─── Input material ───
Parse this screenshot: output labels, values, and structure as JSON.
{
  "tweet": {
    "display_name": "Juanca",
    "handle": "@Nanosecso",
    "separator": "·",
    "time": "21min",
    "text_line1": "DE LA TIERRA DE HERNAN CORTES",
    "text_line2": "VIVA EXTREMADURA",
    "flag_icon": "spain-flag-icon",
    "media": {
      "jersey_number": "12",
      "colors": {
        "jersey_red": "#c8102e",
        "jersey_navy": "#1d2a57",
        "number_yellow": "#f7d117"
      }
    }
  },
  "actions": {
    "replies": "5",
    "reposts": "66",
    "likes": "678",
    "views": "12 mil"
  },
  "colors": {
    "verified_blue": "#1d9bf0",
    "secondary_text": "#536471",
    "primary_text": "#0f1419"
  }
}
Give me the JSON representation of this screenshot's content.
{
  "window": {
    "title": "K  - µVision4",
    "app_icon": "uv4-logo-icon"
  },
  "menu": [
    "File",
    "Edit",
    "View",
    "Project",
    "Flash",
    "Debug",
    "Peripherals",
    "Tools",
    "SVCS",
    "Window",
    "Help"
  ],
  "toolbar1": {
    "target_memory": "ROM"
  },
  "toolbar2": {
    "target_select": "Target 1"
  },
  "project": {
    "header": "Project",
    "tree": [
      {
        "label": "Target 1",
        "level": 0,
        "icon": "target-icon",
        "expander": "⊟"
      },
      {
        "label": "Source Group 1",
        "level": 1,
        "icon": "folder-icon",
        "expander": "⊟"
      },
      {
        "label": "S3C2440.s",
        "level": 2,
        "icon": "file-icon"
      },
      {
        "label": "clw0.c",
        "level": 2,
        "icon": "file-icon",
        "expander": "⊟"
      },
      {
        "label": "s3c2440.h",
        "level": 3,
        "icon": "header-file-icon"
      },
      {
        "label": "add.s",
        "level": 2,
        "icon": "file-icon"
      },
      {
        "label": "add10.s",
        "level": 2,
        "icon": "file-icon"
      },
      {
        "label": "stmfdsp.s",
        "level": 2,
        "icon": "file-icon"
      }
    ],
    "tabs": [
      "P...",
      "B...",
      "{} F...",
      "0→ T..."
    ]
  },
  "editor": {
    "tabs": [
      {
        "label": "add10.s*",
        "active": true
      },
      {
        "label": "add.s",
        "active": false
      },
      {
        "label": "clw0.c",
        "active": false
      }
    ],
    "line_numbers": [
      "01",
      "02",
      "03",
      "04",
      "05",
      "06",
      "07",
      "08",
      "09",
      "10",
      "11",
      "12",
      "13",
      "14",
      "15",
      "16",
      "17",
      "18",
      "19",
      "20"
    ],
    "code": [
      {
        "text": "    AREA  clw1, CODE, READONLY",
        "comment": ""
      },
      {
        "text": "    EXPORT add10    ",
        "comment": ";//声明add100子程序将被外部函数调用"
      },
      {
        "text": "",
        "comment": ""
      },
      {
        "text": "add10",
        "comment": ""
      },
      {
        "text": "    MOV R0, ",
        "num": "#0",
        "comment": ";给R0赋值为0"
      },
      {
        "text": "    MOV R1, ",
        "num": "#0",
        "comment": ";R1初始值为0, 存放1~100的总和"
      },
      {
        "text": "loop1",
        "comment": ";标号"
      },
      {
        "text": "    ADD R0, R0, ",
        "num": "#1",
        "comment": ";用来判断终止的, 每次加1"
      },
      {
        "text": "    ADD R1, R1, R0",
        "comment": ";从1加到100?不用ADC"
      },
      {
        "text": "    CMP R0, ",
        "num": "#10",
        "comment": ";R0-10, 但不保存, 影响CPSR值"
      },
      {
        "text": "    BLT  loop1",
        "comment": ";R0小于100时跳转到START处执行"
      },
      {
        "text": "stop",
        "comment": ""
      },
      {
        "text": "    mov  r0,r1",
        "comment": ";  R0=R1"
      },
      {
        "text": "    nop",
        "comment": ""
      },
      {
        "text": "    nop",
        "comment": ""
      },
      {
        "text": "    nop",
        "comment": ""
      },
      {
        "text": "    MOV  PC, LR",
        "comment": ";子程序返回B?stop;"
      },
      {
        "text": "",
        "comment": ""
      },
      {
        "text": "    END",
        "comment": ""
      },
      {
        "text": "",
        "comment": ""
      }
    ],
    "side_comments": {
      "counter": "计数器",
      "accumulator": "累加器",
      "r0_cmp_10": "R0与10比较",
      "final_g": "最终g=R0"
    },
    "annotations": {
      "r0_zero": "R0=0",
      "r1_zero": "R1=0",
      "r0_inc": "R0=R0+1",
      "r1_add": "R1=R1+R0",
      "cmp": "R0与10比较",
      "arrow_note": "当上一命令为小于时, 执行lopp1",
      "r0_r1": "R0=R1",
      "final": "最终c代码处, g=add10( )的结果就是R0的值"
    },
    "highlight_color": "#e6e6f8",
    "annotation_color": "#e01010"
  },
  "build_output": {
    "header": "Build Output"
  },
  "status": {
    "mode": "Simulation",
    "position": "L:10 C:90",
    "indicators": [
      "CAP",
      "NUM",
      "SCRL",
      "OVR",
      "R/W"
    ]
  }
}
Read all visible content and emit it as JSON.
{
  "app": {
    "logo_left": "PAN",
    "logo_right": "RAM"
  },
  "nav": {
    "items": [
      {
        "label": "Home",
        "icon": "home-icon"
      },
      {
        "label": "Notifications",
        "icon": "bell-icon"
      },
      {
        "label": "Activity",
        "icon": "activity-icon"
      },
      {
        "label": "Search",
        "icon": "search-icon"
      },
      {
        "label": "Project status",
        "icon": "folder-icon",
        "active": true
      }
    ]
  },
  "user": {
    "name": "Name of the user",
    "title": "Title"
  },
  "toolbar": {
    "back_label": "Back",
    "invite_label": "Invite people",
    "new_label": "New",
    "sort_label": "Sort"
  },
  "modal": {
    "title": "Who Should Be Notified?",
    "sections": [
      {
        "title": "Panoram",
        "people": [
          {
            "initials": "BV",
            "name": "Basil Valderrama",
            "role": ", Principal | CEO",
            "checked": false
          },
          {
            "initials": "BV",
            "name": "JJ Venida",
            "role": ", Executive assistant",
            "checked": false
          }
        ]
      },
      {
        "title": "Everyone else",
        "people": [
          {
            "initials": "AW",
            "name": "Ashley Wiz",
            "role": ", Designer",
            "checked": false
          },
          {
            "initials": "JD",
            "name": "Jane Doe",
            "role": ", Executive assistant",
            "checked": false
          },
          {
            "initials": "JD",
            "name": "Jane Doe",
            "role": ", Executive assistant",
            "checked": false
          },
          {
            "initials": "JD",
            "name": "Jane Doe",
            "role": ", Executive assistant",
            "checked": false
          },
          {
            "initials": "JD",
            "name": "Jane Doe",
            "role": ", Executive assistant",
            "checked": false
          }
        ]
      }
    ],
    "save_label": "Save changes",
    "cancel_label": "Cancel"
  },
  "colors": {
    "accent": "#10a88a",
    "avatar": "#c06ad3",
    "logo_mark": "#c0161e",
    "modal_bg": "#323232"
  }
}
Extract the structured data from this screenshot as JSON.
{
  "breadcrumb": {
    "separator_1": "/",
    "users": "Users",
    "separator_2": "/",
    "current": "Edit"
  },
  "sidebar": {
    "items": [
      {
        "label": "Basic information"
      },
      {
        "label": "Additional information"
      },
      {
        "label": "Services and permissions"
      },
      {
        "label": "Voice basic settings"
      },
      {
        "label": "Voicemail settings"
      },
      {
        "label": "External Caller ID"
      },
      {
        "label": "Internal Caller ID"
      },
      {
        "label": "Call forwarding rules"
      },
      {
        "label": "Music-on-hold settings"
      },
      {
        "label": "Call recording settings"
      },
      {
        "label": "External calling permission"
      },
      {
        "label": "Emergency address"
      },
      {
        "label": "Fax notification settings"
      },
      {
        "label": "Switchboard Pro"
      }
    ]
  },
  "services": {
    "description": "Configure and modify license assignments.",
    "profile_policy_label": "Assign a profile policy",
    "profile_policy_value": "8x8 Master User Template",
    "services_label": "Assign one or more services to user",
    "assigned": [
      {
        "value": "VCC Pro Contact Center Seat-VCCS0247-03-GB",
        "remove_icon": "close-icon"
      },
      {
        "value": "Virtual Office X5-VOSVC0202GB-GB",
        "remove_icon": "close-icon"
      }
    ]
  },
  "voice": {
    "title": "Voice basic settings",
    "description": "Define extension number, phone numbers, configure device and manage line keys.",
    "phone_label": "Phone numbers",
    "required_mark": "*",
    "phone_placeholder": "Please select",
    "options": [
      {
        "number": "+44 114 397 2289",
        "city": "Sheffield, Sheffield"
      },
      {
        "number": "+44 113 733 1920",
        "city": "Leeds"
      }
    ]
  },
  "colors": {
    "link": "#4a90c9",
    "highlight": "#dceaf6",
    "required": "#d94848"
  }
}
───
--- What is being asked ---
Pull out each line of the records holding the string "content".

--- Solved exercise ---
Give me the JSON representation of this screenshot's content.
Read all visible content and emit it as JSON.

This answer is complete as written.